### [What to work on]
Please render the lines from the start of the rows up to and including the line with "equipment-rack-icon (788, 310, 810, 334)" as a JSON list of strings, one string per line.
┌─ Input data
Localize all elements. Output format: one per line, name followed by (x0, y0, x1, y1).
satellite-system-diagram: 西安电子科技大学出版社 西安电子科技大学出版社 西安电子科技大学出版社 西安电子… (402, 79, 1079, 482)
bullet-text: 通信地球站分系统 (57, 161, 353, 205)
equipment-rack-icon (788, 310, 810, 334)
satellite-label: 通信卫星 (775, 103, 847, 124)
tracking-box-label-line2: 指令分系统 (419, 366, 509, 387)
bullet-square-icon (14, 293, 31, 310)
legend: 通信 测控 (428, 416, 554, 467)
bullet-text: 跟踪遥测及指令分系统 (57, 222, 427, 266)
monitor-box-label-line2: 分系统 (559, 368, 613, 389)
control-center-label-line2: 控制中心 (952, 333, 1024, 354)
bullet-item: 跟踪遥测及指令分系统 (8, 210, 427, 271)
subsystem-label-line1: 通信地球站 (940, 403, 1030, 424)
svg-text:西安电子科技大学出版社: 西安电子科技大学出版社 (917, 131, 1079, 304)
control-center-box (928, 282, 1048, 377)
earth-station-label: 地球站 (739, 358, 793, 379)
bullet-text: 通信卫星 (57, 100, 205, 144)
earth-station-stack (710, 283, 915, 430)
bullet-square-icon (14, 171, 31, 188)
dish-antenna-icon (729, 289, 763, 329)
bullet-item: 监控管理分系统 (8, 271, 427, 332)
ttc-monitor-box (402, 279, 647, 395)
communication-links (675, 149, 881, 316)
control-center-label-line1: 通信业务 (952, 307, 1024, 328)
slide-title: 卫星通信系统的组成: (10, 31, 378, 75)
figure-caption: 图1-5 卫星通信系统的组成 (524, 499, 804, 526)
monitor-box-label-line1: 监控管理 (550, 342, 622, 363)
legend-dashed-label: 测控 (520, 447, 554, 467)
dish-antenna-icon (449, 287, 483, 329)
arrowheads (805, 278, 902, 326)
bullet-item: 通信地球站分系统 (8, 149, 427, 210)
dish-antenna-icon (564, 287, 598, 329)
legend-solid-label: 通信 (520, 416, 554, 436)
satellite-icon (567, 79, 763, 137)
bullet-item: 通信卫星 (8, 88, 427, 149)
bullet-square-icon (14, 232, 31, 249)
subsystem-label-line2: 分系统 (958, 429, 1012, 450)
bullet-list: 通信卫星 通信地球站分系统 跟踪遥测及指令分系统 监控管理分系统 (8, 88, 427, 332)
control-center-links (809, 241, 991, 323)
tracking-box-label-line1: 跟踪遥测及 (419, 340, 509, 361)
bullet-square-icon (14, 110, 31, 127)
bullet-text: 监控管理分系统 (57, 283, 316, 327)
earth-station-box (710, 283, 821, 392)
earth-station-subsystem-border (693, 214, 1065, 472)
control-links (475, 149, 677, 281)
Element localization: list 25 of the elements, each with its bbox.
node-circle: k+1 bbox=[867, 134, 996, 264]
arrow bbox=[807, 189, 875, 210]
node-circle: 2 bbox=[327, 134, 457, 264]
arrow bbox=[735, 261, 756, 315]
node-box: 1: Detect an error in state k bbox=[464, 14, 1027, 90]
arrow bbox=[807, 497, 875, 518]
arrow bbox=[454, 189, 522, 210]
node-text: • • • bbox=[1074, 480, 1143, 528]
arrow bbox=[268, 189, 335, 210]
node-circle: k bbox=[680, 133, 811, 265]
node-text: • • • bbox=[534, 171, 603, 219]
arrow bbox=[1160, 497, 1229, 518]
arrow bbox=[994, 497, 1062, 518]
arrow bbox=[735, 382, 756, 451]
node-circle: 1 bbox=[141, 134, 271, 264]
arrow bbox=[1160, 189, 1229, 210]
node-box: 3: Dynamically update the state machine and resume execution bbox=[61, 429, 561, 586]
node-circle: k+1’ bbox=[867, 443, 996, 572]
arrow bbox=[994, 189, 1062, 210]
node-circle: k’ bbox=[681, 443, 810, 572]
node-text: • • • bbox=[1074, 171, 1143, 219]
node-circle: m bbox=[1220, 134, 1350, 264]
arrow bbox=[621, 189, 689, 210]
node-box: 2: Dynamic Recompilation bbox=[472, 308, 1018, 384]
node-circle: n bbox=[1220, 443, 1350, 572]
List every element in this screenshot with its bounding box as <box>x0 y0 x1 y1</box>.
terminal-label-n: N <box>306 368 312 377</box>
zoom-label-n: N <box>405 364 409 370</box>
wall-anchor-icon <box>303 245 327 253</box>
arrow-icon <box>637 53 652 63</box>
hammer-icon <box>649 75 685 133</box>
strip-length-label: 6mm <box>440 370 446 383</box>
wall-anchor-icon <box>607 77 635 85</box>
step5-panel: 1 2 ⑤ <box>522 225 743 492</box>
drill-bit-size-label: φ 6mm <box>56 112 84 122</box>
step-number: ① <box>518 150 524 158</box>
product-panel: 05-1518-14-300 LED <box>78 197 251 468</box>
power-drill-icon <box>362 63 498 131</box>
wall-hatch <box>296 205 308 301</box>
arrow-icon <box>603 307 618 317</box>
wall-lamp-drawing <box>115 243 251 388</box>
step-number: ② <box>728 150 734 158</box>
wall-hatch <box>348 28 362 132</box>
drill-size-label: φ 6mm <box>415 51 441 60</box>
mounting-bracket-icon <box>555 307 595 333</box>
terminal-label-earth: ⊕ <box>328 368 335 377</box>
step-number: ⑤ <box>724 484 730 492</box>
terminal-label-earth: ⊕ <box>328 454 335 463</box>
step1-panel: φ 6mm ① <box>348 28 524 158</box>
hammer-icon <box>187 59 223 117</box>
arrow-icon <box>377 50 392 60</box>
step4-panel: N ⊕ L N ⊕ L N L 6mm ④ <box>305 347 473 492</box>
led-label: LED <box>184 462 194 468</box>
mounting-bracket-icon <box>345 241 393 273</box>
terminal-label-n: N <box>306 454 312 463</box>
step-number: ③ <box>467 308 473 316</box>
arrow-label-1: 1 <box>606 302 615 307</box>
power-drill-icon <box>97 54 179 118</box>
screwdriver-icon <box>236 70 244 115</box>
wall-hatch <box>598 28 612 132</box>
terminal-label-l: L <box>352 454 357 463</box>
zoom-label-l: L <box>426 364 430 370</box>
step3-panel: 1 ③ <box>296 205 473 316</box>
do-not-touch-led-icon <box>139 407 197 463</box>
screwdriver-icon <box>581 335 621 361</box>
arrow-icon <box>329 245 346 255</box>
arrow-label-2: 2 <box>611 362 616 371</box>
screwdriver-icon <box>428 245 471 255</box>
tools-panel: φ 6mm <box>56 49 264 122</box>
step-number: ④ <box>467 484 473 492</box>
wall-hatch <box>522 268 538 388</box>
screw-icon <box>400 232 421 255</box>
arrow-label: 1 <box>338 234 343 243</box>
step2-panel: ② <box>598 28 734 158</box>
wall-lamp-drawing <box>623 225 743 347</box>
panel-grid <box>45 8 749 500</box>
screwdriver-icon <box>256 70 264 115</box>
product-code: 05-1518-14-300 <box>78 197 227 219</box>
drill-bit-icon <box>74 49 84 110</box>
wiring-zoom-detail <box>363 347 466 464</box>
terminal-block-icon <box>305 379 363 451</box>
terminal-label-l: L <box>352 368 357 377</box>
└─
### [The solution]
[
  "Localize all elements. Output format: one per line, name followed by (x0, y0, x1, y1).",
  "satellite-system-diagram: 西安电子科技大学出版社 西安电子科技大学出版社 西安电子科技大学出版社 西安电子… (402, 79, 1079, 482)",
  "bullet-text: 通信地球站分系统 (57, 161, 353, 205)",
  "equipment-rack-icon (788, 310, 810, 334)"
]